Job:
Pull out every line in the data that has the string "투자한다는" in it.

Input material:

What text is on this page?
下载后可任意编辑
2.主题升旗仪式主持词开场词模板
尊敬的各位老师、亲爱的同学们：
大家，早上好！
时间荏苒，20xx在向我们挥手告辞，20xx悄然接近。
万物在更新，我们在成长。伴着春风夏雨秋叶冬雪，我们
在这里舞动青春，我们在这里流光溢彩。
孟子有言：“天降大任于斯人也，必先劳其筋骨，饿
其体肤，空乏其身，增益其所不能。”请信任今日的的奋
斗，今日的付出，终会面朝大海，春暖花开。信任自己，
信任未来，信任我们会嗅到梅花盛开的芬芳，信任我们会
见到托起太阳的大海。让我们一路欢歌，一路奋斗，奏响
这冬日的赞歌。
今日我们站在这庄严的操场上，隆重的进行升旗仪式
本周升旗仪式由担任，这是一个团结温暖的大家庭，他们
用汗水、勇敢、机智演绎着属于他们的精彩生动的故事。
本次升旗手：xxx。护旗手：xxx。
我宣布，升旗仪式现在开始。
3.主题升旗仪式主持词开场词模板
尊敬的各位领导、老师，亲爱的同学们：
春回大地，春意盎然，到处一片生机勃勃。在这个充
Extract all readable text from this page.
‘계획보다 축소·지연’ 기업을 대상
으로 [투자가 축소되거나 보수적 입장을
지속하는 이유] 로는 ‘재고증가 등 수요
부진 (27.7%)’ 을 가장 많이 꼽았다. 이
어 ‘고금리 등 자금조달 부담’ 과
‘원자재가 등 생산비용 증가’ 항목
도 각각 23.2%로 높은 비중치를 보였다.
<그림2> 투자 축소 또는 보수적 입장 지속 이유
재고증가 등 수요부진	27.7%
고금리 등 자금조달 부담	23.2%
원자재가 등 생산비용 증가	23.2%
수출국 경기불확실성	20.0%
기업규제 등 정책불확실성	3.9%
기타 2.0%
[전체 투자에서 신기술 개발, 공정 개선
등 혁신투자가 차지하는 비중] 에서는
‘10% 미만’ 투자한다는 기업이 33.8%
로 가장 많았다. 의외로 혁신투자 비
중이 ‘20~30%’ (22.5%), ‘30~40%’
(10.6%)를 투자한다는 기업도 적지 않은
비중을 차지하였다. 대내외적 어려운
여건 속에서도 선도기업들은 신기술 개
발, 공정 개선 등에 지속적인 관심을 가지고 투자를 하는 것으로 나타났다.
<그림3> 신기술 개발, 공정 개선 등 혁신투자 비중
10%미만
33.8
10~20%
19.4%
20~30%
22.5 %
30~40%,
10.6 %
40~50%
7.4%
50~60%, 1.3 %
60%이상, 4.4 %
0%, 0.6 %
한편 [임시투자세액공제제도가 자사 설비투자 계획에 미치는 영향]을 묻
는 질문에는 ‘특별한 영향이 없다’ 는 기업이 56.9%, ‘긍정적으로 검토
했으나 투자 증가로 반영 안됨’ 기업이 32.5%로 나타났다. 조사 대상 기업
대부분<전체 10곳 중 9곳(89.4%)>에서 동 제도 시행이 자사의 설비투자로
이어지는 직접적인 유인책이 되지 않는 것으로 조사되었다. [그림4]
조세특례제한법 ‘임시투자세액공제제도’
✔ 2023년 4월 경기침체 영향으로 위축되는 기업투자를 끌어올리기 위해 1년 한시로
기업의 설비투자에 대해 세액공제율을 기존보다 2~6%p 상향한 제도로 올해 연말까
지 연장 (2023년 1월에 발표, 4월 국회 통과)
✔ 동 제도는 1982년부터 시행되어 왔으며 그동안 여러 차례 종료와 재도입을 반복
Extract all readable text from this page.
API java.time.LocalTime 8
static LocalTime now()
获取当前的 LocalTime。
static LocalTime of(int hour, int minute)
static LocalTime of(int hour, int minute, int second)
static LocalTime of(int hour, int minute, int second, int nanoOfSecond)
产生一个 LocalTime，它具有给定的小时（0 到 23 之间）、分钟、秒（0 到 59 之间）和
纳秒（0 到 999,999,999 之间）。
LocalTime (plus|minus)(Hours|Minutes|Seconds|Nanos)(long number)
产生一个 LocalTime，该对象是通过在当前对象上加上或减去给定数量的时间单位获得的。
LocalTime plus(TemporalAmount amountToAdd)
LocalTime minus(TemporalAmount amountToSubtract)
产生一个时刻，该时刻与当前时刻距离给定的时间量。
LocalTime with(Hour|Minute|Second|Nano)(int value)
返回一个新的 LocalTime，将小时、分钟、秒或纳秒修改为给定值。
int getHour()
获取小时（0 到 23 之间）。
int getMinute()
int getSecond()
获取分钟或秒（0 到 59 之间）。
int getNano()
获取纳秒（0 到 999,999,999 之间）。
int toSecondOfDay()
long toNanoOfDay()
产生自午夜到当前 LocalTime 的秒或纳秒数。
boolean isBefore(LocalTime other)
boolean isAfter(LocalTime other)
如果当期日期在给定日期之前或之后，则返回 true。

Response to the exercise:
‘10% 미만’ 투자한다는 기업이 33.8%
(10.6%)를 투자한다는 기업도 적지 않은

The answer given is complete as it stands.